- _WRITTEN REQUEST_: Copy every record exactly, and keep the pictures out.

- _SUPPLIED RECORDS_:
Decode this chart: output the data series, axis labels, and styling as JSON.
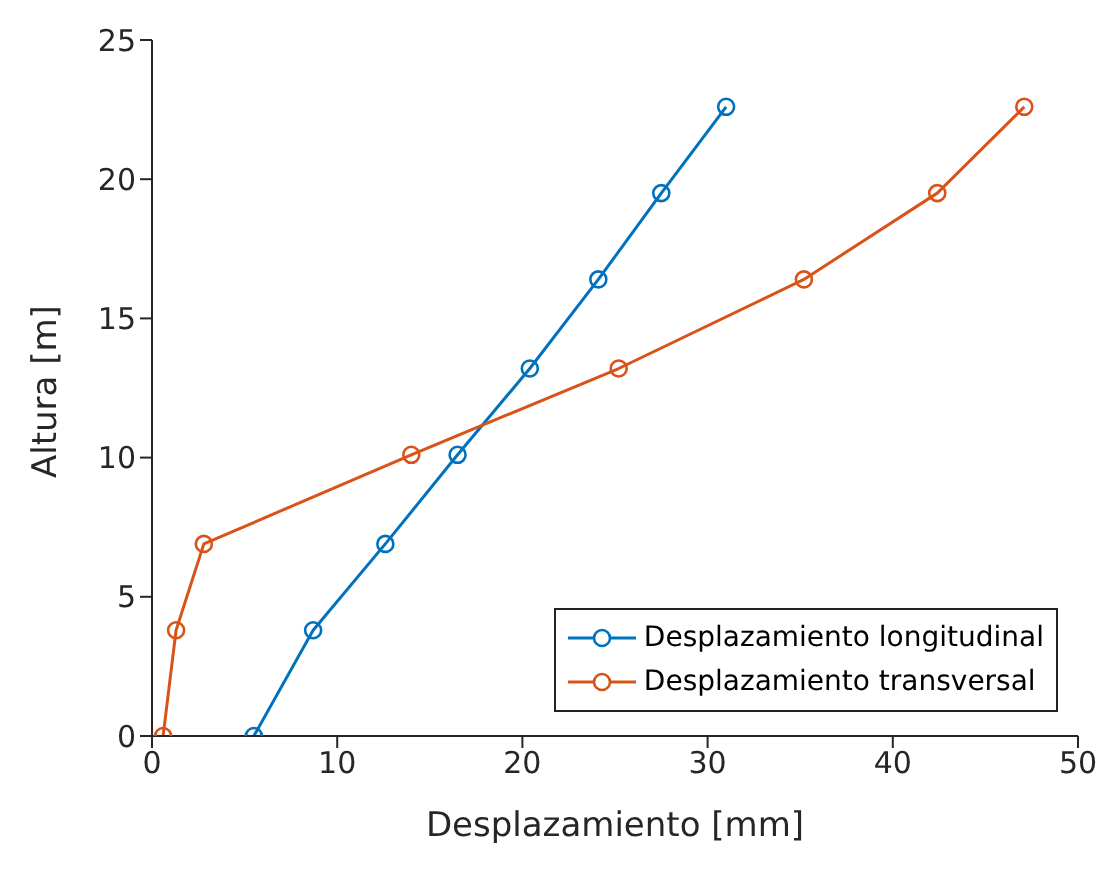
{
  "chart_data": {
    "type": "line",
    "xlabel": "Desplazamiento [mm]",
    "ylabel": "Altura [m]",
    "xlim": [
      0,
      50
    ],
    "xticks": [
      0,
      10,
      20,
      30,
      40,
      50
    ],
    "ylim": [
      0,
      25
    ],
    "yticks": [
      0,
      5,
      10,
      15,
      20,
      25
    ],
    "grid": false,
    "legend": "bottom right",
    "marker": "circle",
    "line_style": "solid",
    "series": [
      {
        "name": "Desplazamiento longitudinal",
        "color": "#0072bd",
        "x": [
          5.5,
          8.7,
          12.6,
          16.5,
          20.4,
          24.1,
          27.5,
          31.0
        ],
        "values": [
          0,
          3.8,
          6.9,
          10.1,
          13.2,
          16.4,
          19.5,
          22.6
        ]
      },
      {
        "name": "Desplazamiento transversal",
        "color": "#d95319",
        "x": [
          0.6,
          1.3,
          2.8,
          14.0,
          25.2,
          35.2,
          42.4,
          47.1
        ],
        "values": [
          0,
          3.8,
          6.9,
          10.1,
          13.2,
          16.4,
          19.5,
          22.6
        ]
      }
    ]
  }
}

- _RIGHT ANSWER_:
Decode this chart: output the data series, axis labels, and styling as JSON.
{
  "chart_data": {
    "type": "line",
    "xlabel": "Desplazamiento [mm]",
    "ylabel": "Altura [m]",
    "xlim": [
      0,
      50
    ],
    "xticks": [
      0,
      10,
      20,
      30,
      40,
      50
    ],
    "ylim": [
      0,
      25
    ],
    "yticks": [
      0,
      5,
      10,
      15,
      20,
      25
    ],
    "grid": false,
    "legend": "bottom right",
    "marker": "circle",
    "line_style": "solid",
    "series": [
      {
        "name": "Desplazamiento longitudinal",
        "color": "#0072bd",
        "x": [
          5.5,
          8.7,
          12.6,
          16.5,
          20.4,
          24.1,
          27.5,
          31.0
        ],
        "values": [
          0,
          3.8,
          6.9,
          10.1,
          13.2,
          16.4,
          19.5,
          22.6
        ]
      },
      {
        "name": "Desplazamiento transversal",
        "color": "#d95319",
        "x": [
          0.6,
          1.3,
          2.8,
          14.0,
          25.2,
          35.2,
          42.4,
          47.1
        ],
        "values": [
          0,
          3.8,
          6.9,
          10.1,
          13.2,
          16.4,
          19.5,
          22.6
        ]
      }
    ]
  }
}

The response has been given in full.